EXERCISE PROMPT:
Exact copies of the records below are required.

Data extracted from a collection:
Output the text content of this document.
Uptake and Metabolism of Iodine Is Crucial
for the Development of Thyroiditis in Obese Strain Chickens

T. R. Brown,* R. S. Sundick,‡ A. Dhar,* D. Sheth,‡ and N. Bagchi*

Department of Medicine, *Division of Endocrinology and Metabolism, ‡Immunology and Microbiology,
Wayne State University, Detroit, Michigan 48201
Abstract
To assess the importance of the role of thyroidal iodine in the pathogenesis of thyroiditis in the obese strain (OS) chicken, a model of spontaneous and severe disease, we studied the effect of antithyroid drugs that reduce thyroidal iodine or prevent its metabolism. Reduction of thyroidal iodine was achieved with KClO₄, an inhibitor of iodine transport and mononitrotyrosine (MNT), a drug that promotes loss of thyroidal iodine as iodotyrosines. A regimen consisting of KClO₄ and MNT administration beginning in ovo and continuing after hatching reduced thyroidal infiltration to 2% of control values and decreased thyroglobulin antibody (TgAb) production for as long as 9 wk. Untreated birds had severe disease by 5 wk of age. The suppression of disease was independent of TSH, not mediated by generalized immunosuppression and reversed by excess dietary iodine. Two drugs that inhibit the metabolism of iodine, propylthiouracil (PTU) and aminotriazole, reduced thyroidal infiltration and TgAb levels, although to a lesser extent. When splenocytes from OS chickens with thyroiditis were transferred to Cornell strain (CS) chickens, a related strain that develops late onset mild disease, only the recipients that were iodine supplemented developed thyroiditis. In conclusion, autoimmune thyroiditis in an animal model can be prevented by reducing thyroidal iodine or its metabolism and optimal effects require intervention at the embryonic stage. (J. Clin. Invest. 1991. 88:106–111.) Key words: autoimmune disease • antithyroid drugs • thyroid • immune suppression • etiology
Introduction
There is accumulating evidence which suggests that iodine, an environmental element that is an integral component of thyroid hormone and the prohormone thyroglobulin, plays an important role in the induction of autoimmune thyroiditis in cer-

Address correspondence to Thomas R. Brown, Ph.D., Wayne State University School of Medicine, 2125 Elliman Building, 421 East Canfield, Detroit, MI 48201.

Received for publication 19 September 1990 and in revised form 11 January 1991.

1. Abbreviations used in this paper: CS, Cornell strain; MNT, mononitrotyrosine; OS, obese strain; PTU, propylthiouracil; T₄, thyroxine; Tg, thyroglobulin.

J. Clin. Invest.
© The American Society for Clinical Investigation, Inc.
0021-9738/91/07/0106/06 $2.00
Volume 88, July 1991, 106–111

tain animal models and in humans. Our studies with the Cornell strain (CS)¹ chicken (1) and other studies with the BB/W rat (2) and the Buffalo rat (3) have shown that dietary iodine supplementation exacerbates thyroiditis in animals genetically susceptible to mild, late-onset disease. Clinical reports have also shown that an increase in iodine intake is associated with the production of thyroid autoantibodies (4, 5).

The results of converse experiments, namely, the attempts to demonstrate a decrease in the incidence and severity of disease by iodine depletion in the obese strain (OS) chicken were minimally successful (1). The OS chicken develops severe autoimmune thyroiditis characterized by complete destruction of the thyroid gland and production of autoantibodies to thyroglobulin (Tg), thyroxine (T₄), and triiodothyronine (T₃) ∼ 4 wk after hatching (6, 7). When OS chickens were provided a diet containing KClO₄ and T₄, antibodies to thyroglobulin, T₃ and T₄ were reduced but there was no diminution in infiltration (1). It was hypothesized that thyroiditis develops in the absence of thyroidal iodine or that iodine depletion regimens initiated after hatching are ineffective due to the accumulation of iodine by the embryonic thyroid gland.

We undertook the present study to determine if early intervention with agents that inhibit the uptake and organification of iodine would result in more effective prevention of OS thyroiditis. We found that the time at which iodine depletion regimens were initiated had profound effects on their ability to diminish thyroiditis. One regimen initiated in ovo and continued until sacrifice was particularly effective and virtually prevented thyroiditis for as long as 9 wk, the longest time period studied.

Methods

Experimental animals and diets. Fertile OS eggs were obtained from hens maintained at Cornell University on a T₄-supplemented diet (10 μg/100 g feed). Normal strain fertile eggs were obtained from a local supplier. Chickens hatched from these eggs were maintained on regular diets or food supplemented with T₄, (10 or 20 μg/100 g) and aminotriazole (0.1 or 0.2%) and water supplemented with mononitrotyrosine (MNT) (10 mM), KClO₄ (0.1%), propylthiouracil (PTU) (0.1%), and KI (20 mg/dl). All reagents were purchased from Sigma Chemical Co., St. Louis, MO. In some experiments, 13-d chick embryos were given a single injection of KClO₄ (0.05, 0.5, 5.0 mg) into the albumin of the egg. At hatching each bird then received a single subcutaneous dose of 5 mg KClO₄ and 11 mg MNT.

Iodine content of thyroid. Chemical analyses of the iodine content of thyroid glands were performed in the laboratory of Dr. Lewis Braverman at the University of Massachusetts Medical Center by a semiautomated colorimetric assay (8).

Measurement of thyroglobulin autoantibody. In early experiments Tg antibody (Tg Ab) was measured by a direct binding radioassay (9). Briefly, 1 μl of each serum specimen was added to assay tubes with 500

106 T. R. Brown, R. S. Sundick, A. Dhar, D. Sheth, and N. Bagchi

WRITTEN RESPONSE:
Output the text content of this document.
Uptake and Metabolism of Iodine Is Crucial
for the Development of Thyroiditis in Obese Strain Chickens

T. R. Brown,* R. S. Sundick,‡ A. Dhar,* D. Sheth,‡ and N. Bagchi*

Department of Medicine, *Division of Endocrinology and Metabolism, ‡Immunology and Microbiology,
Wayne State University, Detroit, Michigan 48201
Abstract
To assess the importance of the role of thyroidal iodine in the pathogenesis of thyroiditis in the obese strain (OS) chicken, a model of spontaneous and severe disease, we studied the effect of antithyroid drugs that reduce thyroidal iodine or prevent its metabolism. Reduction of thyroidal iodine was achieved with KClO₄, an inhibitor of iodine transport and mononitrotyrosine (MNT), a drug that promotes loss of thyroidal iodine as iodotyrosines. A regimen consisting of KClO₄ and MNT administration beginning in ovo and continuing after hatching reduced thyroidal infiltration to 2% of control values and decreased thyroglobulin antibody (TgAb) production for as long as 9 wk. Untreated birds had severe disease by 5 wk of age. The suppression of disease was independent of TSH, not mediated by generalized immunosuppression and reversed by excess dietary iodine. Two drugs that inhibit the metabolism of iodine, propylthiouracil (PTU) and aminotriazole, reduced thyroidal infiltration and TgAb levels, although to a lesser extent. When splenocytes from OS chickens with thyroiditis were transferred to Cornell strain (CS) chickens, a related strain that develops late onset mild disease, only the recipients that were iodine supplemented developed thyroiditis. In conclusion, autoimmune thyroiditis in an animal model can be prevented by reducing thyroidal iodine or its metabolism and optimal effects require intervention at the embryonic stage. (J. Clin. Invest. 1991. 88:106–111.) Key words: autoimmune disease • antithyroid drugs • thyroid • immune suppression • etiology
Introduction
There is accumulating evidence which suggests that iodine, an environmental element that is an integral component of thyroid hormone and the prohormone thyroglobulin, plays an important role in the induction of autoimmune thyroiditis in cer-

Address correspondence to Thomas R. Brown, Ph.D., Wayne State University School of Medicine, 2125 Elliman Building, 421 East Canfield, Detroit, MI 48201.

Received for publication 19 September 1990 and in revised form 11 January 1991.

1. Abbreviations used in this paper: CS, Cornell strain; MNT, mononitrotyrosine; OS, obese strain; PTU, propylthiouracil; T₄, thyroxine; Tg, thyroglobulin.

J. Clin. Invest.
© The American Society for Clinical Investigation, Inc.
0021-9738/91/07/0106/06 $2.00
Volume 88, July 1991, 106–111

tain animal models and in humans. Our studies with the Cornell strain (CS)¹ chicken (1) and other studies with the BB/W rat (2) and the Buffalo rat (3) have shown that dietary iodine supplementation exacerbates thyroiditis in animals genetically susceptible to mild, late-onset disease. Clinical reports have also shown that an increase in iodine intake is associated with the production of thyroid autoantibodies (4, 5).

The results of converse experiments, namely, the attempts to demonstrate a decrease in the incidence and severity of disease by iodine depletion in the obese strain (OS) chicken were minimally successful (1). The OS chicken develops severe autoimmune thyroiditis characterized by complete destruction of the thyroid gland and production of autoantibodies to thyroglobulin (Tg), thyroxine (T₄), and triiodothyronine (T₃) ∼ 4 wk after hatching (6, 7). When OS chickens were provided a diet containing KClO₄ and T₄, antibodies to thyroglobulin, T₃ and T₄ were reduced but there was no diminution in infiltration (1). It was hypothesized that thyroiditis develops in the absence of thyroidal iodine or that iodine depletion regimens initiated after hatching are ineffective due to the accumulation of iodine by the embryonic thyroid gland.

We undertook the present study to determine if early intervention with agents that inhibit the uptake and organification of iodine would result in more effective prevention of OS thyroiditis. We found that the time at which iodine depletion regimens were initiated had profound effects on their ability to diminish thyroiditis. One regimen initiated in ovo and continued until sacrifice was particularly effective and virtually prevented thyroiditis for as long as 9 wk, the longest time period studied.

Methods

Experimental animals and diets. Fertile OS eggs were obtained from hens maintained at Cornell University on a T₄-supplemented diet (10 μg/100 g feed). Normal strain fertile eggs were obtained from a local supplier. Chickens hatched from these eggs were maintained on regular diets or food supplemented with T₄, (10 or 20 μg/100 g) and aminotriazole (0.1 or 0.2%) and water supplemented with mononitrotyrosine (MNT) (10 mM), KClO₄ (0.1%), propylthiouracil (PTU) (0.1%), and KI (20 mg/dl). All reagents were purchased from Sigma Chemical Co., St. Louis, MO. In some experiments, 13-d chick embryos were given a single injection of KClO₄ (0.05, 0.5, 5.0 mg) into the albumin of the egg. At hatching each bird then received a single subcutaneous dose of 5 mg KClO₄ and 11 mg MNT.

Iodine content of thyroid. Chemical analyses of the iodine content of thyroid glands were performed in the laboratory of Dr. Lewis Braverman at the University of Massachusetts Medical Center by a semiautomated colorimetric assay (8).

Measurement of thyroglobulin autoantibody. In early experiments Tg antibody (Tg Ab) was measured by a direct binding radioassay (9). Briefly, 1 μl of each serum specimen was added to assay tubes with 500

106 T. R. Brown, R. S. Sundick, A. Dhar, D. Sheth, and N. Bagchi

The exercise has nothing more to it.